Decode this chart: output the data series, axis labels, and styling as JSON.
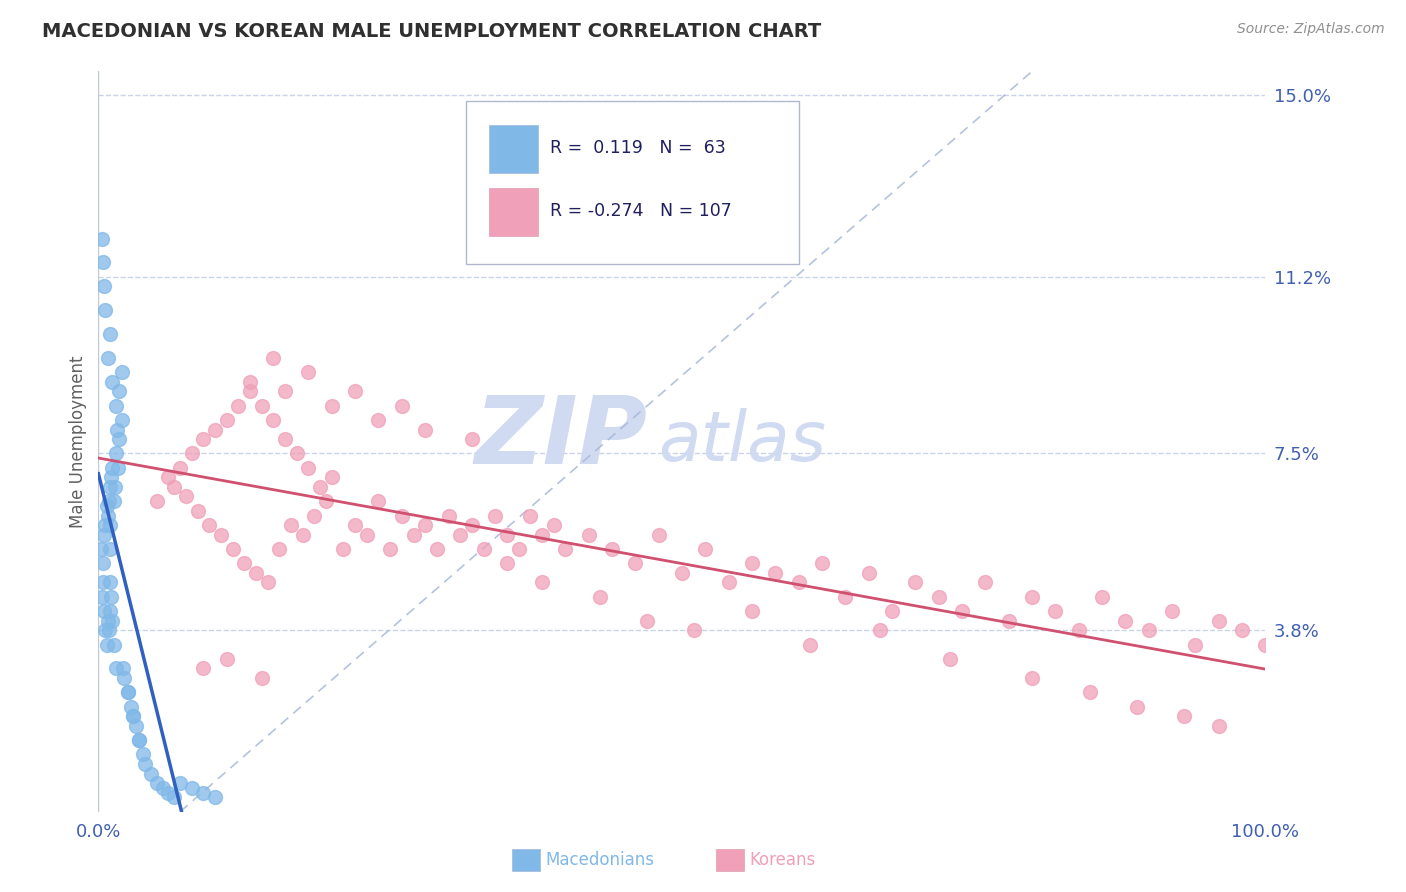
{
  "title": "MACEDONIAN VS KOREAN MALE UNEMPLOYMENT CORRELATION CHART",
  "source": "Source: ZipAtlas.com",
  "ylabel": "Male Unemployment",
  "ytick_vals": [
    0.038,
    0.075,
    0.112,
    0.15
  ],
  "ytick_labels": [
    "3.8%",
    "7.5%",
    "11.2%",
    "15.0%"
  ],
  "xlim": [
    0.0,
    1.0
  ],
  "ylim": [
    0.0,
    0.155
  ],
  "macedonian_color": "#80b8e8",
  "korean_color": "#f0a0b8",
  "macedonian_trend_color": "#3060c0",
  "korean_trend_color": "#d05070",
  "diagonal_color": "#a8b8d8",
  "watermark_color": "#d0daf0",
  "background_color": "#ffffff",
  "grid_color": "#c8d4e8",
  "border_color": "#c0c8d8",
  "title_color": "#303030",
  "source_color": "#909090",
  "axis_label_color": "#4060b0",
  "ylabel_color": "#606060",
  "legend_text_color": "#202060",
  "mac_x": [
    0.002,
    0.003,
    0.004,
    0.004,
    0.005,
    0.005,
    0.006,
    0.006,
    0.007,
    0.007,
    0.008,
    0.008,
    0.009,
    0.009,
    0.01,
    0.01,
    0.01,
    0.01,
    0.01,
    0.011,
    0.011,
    0.012,
    0.012,
    0.013,
    0.013,
    0.014,
    0.015,
    0.015,
    0.016,
    0.017,
    0.018,
    0.02,
    0.021,
    0.022,
    0.025,
    0.028,
    0.03,
    0.032,
    0.035,
    0.038,
    0.04,
    0.045,
    0.05,
    0.055,
    0.06,
    0.065,
    0.07,
    0.08,
    0.09,
    0.1,
    0.003,
    0.004,
    0.005,
    0.006,
    0.008,
    0.01,
    0.012,
    0.015,
    0.018,
    0.02,
    0.025,
    0.03,
    0.035
  ],
  "mac_y": [
    0.055,
    0.045,
    0.048,
    0.052,
    0.058,
    0.042,
    0.06,
    0.038,
    0.064,
    0.035,
    0.062,
    0.04,
    0.065,
    0.038,
    0.068,
    0.042,
    0.06,
    0.048,
    0.055,
    0.07,
    0.045,
    0.072,
    0.04,
    0.065,
    0.035,
    0.068,
    0.075,
    0.03,
    0.08,
    0.072,
    0.078,
    0.082,
    0.03,
    0.028,
    0.025,
    0.022,
    0.02,
    0.018,
    0.015,
    0.012,
    0.01,
    0.008,
    0.006,
    0.005,
    0.004,
    0.003,
    0.006,
    0.005,
    0.004,
    0.003,
    0.12,
    0.115,
    0.11,
    0.105,
    0.095,
    0.1,
    0.09,
    0.085,
    0.088,
    0.092,
    0.025,
    0.02,
    0.015
  ],
  "kor_x": [
    0.05,
    0.06,
    0.065,
    0.07,
    0.075,
    0.08,
    0.085,
    0.09,
    0.095,
    0.1,
    0.105,
    0.11,
    0.115,
    0.12,
    0.125,
    0.13,
    0.135,
    0.14,
    0.145,
    0.15,
    0.155,
    0.16,
    0.165,
    0.17,
    0.175,
    0.18,
    0.185,
    0.19,
    0.195,
    0.2,
    0.21,
    0.22,
    0.23,
    0.24,
    0.25,
    0.26,
    0.27,
    0.28,
    0.29,
    0.3,
    0.31,
    0.32,
    0.33,
    0.34,
    0.35,
    0.36,
    0.37,
    0.38,
    0.39,
    0.4,
    0.42,
    0.44,
    0.46,
    0.48,
    0.5,
    0.52,
    0.54,
    0.56,
    0.58,
    0.6,
    0.62,
    0.64,
    0.66,
    0.68,
    0.7,
    0.72,
    0.74,
    0.76,
    0.78,
    0.8,
    0.82,
    0.84,
    0.86,
    0.88,
    0.9,
    0.92,
    0.94,
    0.96,
    0.98,
    1.0,
    0.13,
    0.15,
    0.16,
    0.18,
    0.2,
    0.22,
    0.24,
    0.26,
    0.28,
    0.32,
    0.35,
    0.38,
    0.43,
    0.47,
    0.51,
    0.56,
    0.61,
    0.67,
    0.73,
    0.8,
    0.85,
    0.89,
    0.93,
    0.96,
    0.09,
    0.11,
    0.14
  ],
  "kor_y": [
    0.065,
    0.07,
    0.068,
    0.072,
    0.066,
    0.075,
    0.063,
    0.078,
    0.06,
    0.08,
    0.058,
    0.082,
    0.055,
    0.085,
    0.052,
    0.088,
    0.05,
    0.085,
    0.048,
    0.082,
    0.055,
    0.078,
    0.06,
    0.075,
    0.058,
    0.072,
    0.062,
    0.068,
    0.065,
    0.07,
    0.055,
    0.06,
    0.058,
    0.065,
    0.055,
    0.062,
    0.058,
    0.06,
    0.055,
    0.062,
    0.058,
    0.06,
    0.055,
    0.062,
    0.058,
    0.055,
    0.062,
    0.058,
    0.06,
    0.055,
    0.058,
    0.055,
    0.052,
    0.058,
    0.05,
    0.055,
    0.048,
    0.052,
    0.05,
    0.048,
    0.052,
    0.045,
    0.05,
    0.042,
    0.048,
    0.045,
    0.042,
    0.048,
    0.04,
    0.045,
    0.042,
    0.038,
    0.045,
    0.04,
    0.038,
    0.042,
    0.035,
    0.04,
    0.038,
    0.035,
    0.09,
    0.095,
    0.088,
    0.092,
    0.085,
    0.088,
    0.082,
    0.085,
    0.08,
    0.078,
    0.052,
    0.048,
    0.045,
    0.04,
    0.038,
    0.042,
    0.035,
    0.038,
    0.032,
    0.028,
    0.025,
    0.022,
    0.02,
    0.018,
    0.03,
    0.032,
    0.028
  ]
}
^^^^^^^^^^^^^^^^
▸ YOUR TASK:
Every entry above needs to be retyped exactly; drop the pictures.

▸ OUTPUT OF THE EXERCISE:
Decode this chart: output the data series, axis labels, and styling as JSON.
{
  "title": "MACEDONIAN VS KOREAN MALE UNEMPLOYMENT CORRELATION CHART",
  "source": "Source: ZipAtlas.com",
  "ylabel": "Male Unemployment",
  "ytick_vals": [
    0.038,
    0.075,
    0.112,
    0.15
  ],
  "ytick_labels": [
    "3.8%",
    "7.5%",
    "11.2%",
    "15.0%"
  ],
  "xlim": [
    0.0,
    1.0
  ],
  "ylim": [
    0.0,
    0.155
  ],
  "macedonian_color": "#80b8e8",
  "korean_color": "#f0a0b8",
  "macedonian_trend_color": "#3060c0",
  "korean_trend_color": "#d05070",
  "diagonal_color": "#a8b8d8",
  "watermark_color": "#d0daf0",
  "background_color": "#ffffff",
  "grid_color": "#c8d4e8",
  "border_color": "#c0c8d8",
  "title_color": "#303030",
  "source_color": "#909090",
  "axis_label_color": "#4060b0",
  "ylabel_color": "#606060",
  "legend_text_color": "#202060",
  "mac_x": [
    0.002,
    0.003,
    0.004,
    0.004,
    0.005,
    0.005,
    0.006,
    0.006,
    0.007,
    0.007,
    0.008,
    0.008,
    0.009,
    0.009,
    0.01,
    0.01,
    0.01,
    0.01,
    0.01,
    0.011,
    0.011,
    0.012,
    0.012,
    0.013,
    0.013,
    0.014,
    0.015,
    0.015,
    0.016,
    0.017,
    0.018,
    0.02,
    0.021,
    0.022,
    0.025,
    0.028,
    0.03,
    0.032,
    0.035,
    0.038,
    0.04,
    0.045,
    0.05,
    0.055,
    0.06,
    0.065,
    0.07,
    0.08,
    0.09,
    0.1,
    0.003,
    0.004,
    0.005,
    0.006,
    0.008,
    0.01,
    0.012,
    0.015,
    0.018,
    0.02,
    0.025,
    0.03,
    0.035
  ],
  "mac_y": [
    0.055,
    0.045,
    0.048,
    0.052,
    0.058,
    0.042,
    0.06,
    0.038,
    0.064,
    0.035,
    0.062,
    0.04,
    0.065,
    0.038,
    0.068,
    0.042,
    0.06,
    0.048,
    0.055,
    0.07,
    0.045,
    0.072,
    0.04,
    0.065,
    0.035,
    0.068,
    0.075,
    0.03,
    0.08,
    0.072,
    0.078,
    0.082,
    0.03,
    0.028,
    0.025,
    0.022,
    0.02,
    0.018,
    0.015,
    0.012,
    0.01,
    0.008,
    0.006,
    0.005,
    0.004,
    0.003,
    0.006,
    0.005,
    0.004,
    0.003,
    0.12,
    0.115,
    0.11,
    0.105,
    0.095,
    0.1,
    0.09,
    0.085,
    0.088,
    0.092,
    0.025,
    0.02,
    0.015
  ],
  "kor_x": [
    0.05,
    0.06,
    0.065,
    0.07,
    0.075,
    0.08,
    0.085,
    0.09,
    0.095,
    0.1,
    0.105,
    0.11,
    0.115,
    0.12,
    0.125,
    0.13,
    0.135,
    0.14,
    0.145,
    0.15,
    0.155,
    0.16,
    0.165,
    0.17,
    0.175,
    0.18,
    0.185,
    0.19,
    0.195,
    0.2,
    0.21,
    0.22,
    0.23,
    0.24,
    0.25,
    0.26,
    0.27,
    0.28,
    0.29,
    0.3,
    0.31,
    0.32,
    0.33,
    0.34,
    0.35,
    0.36,
    0.37,
    0.38,
    0.39,
    0.4,
    0.42,
    0.44,
    0.46,
    0.48,
    0.5,
    0.52,
    0.54,
    0.56,
    0.58,
    0.6,
    0.62,
    0.64,
    0.66,
    0.68,
    0.7,
    0.72,
    0.74,
    0.76,
    0.78,
    0.8,
    0.82,
    0.84,
    0.86,
    0.88,
    0.9,
    0.92,
    0.94,
    0.96,
    0.98,
    1.0,
    0.13,
    0.15,
    0.16,
    0.18,
    0.2,
    0.22,
    0.24,
    0.26,
    0.28,
    0.32,
    0.35,
    0.38,
    0.43,
    0.47,
    0.51,
    0.56,
    0.61,
    0.67,
    0.73,
    0.8,
    0.85,
    0.89,
    0.93,
    0.96,
    0.09,
    0.11,
    0.14
  ],
  "kor_y": [
    0.065,
    0.07,
    0.068,
    0.072,
    0.066,
    0.075,
    0.063,
    0.078,
    0.06,
    0.08,
    0.058,
    0.082,
    0.055,
    0.085,
    0.052,
    0.088,
    0.05,
    0.085,
    0.048,
    0.082,
    0.055,
    0.078,
    0.06,
    0.075,
    0.058,
    0.072,
    0.062,
    0.068,
    0.065,
    0.07,
    0.055,
    0.06,
    0.058,
    0.065,
    0.055,
    0.062,
    0.058,
    0.06,
    0.055,
    0.062,
    0.058,
    0.06,
    0.055,
    0.062,
    0.058,
    0.055,
    0.062,
    0.058,
    0.06,
    0.055,
    0.058,
    0.055,
    0.052,
    0.058,
    0.05,
    0.055,
    0.048,
    0.052,
    0.05,
    0.048,
    0.052,
    0.045,
    0.05,
    0.042,
    0.048,
    0.045,
    0.042,
    0.048,
    0.04,
    0.045,
    0.042,
    0.038,
    0.045,
    0.04,
    0.038,
    0.042,
    0.035,
    0.04,
    0.038,
    0.035,
    0.09,
    0.095,
    0.088,
    0.092,
    0.085,
    0.088,
    0.082,
    0.085,
    0.08,
    0.078,
    0.052,
    0.048,
    0.045,
    0.04,
    0.038,
    0.042,
    0.035,
    0.038,
    0.032,
    0.028,
    0.025,
    0.022,
    0.02,
    0.018,
    0.03,
    0.032,
    0.028
  ]
}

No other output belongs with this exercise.